Give the number of lines holding the string "screenshot", and nothing else.

====

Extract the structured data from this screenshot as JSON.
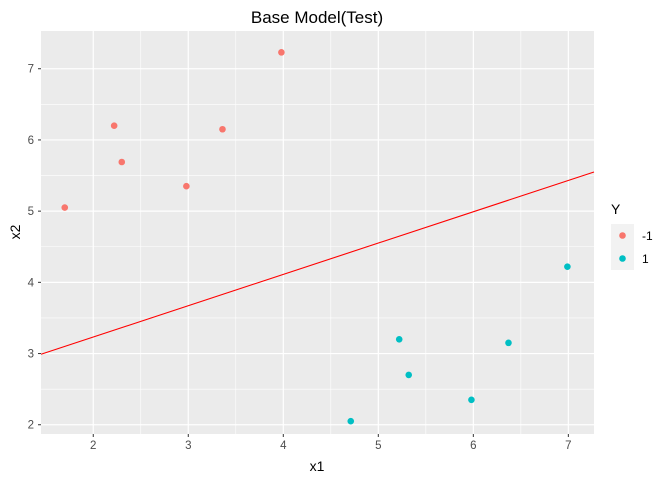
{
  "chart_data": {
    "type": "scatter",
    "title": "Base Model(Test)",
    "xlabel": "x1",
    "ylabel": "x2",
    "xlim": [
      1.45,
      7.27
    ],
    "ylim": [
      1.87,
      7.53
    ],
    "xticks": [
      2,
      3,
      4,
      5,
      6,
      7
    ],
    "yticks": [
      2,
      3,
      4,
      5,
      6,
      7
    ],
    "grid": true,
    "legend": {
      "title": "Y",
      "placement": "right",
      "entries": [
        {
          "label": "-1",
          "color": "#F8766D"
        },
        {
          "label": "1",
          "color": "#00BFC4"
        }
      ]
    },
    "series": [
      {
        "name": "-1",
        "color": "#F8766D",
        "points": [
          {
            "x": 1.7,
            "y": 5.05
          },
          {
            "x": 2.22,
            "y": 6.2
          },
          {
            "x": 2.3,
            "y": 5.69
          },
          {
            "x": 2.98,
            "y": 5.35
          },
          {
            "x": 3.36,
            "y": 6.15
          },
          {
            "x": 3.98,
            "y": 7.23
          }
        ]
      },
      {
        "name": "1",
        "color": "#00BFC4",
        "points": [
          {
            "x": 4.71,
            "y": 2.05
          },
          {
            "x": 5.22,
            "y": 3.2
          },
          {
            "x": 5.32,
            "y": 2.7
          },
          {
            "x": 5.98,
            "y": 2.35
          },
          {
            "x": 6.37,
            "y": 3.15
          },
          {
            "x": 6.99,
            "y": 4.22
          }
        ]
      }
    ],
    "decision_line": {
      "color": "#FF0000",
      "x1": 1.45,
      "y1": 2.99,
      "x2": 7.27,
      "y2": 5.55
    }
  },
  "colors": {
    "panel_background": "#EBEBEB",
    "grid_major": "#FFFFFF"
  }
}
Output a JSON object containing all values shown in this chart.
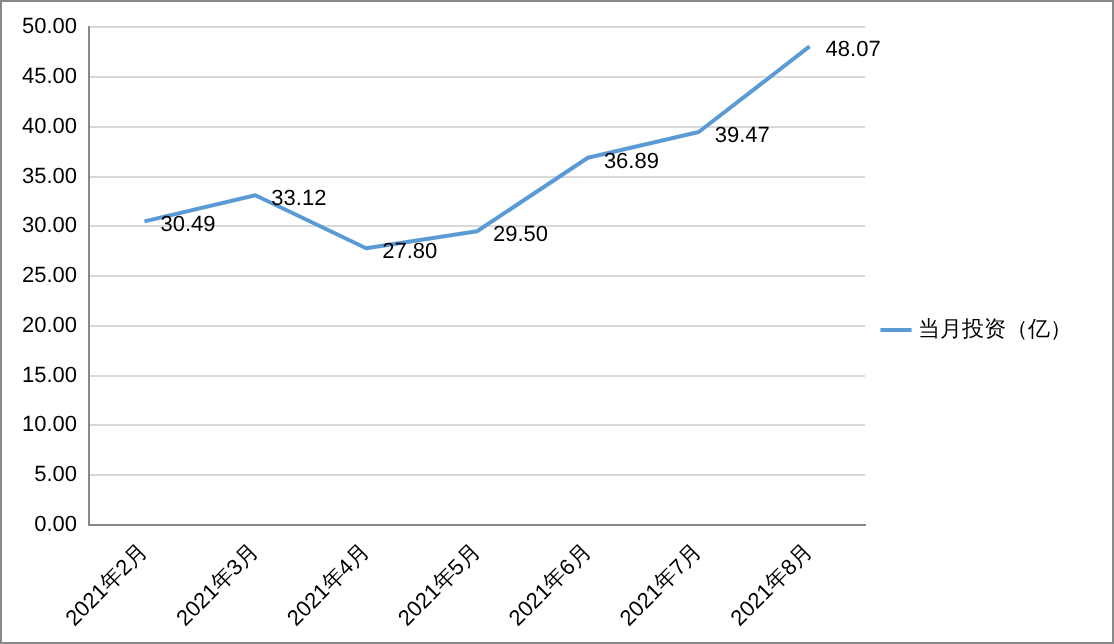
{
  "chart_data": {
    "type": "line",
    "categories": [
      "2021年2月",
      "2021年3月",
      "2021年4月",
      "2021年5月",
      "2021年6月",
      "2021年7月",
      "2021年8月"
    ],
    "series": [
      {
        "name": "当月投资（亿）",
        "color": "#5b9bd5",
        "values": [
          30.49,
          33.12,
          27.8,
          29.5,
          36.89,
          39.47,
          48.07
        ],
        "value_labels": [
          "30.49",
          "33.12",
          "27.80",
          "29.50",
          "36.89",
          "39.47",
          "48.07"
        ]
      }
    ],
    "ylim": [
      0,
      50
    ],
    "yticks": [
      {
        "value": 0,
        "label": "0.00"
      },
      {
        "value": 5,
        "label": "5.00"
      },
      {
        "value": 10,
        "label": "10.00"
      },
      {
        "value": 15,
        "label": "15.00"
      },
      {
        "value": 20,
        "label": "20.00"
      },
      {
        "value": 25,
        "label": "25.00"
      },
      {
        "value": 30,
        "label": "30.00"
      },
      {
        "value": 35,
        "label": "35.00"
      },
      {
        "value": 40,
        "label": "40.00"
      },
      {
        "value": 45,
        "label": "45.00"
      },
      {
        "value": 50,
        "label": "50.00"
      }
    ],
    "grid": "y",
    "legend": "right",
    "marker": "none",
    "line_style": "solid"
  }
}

====

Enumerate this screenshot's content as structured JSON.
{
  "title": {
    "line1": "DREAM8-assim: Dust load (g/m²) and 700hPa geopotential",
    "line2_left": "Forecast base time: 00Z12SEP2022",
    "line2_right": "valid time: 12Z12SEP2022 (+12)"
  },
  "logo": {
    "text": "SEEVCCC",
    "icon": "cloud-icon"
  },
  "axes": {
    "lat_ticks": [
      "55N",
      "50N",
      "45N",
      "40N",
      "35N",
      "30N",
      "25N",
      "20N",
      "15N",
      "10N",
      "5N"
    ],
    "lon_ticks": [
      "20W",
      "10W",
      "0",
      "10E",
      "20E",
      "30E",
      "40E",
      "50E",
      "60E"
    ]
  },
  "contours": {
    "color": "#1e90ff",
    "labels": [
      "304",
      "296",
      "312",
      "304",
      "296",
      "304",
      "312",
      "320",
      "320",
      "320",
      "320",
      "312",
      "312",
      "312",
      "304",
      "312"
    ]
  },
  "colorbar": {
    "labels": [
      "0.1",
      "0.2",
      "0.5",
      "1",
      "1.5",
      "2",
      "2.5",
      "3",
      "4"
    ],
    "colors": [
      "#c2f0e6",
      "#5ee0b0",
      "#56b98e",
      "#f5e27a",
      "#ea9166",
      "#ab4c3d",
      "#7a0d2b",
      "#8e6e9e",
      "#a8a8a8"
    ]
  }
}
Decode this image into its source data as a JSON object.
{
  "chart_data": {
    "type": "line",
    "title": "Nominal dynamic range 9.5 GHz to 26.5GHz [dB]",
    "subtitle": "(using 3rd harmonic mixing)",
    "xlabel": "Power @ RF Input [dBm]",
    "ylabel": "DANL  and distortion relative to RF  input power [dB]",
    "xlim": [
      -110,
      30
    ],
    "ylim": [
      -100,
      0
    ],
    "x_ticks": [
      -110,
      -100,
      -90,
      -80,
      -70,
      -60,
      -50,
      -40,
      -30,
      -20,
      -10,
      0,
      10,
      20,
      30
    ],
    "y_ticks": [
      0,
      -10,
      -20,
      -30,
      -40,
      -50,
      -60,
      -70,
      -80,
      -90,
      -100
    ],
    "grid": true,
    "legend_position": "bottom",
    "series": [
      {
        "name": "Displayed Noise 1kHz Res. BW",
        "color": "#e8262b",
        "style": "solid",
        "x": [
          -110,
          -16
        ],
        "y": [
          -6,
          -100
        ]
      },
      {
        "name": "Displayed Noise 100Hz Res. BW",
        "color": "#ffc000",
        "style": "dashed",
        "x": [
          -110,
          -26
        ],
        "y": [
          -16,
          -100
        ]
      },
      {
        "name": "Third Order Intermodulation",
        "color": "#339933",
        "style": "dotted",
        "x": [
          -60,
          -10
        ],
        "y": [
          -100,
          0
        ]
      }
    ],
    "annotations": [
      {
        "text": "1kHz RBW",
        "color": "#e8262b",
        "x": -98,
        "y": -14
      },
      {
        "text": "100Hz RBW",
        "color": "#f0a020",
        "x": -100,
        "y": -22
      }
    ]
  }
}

====

**WRITTEN REPLY**
2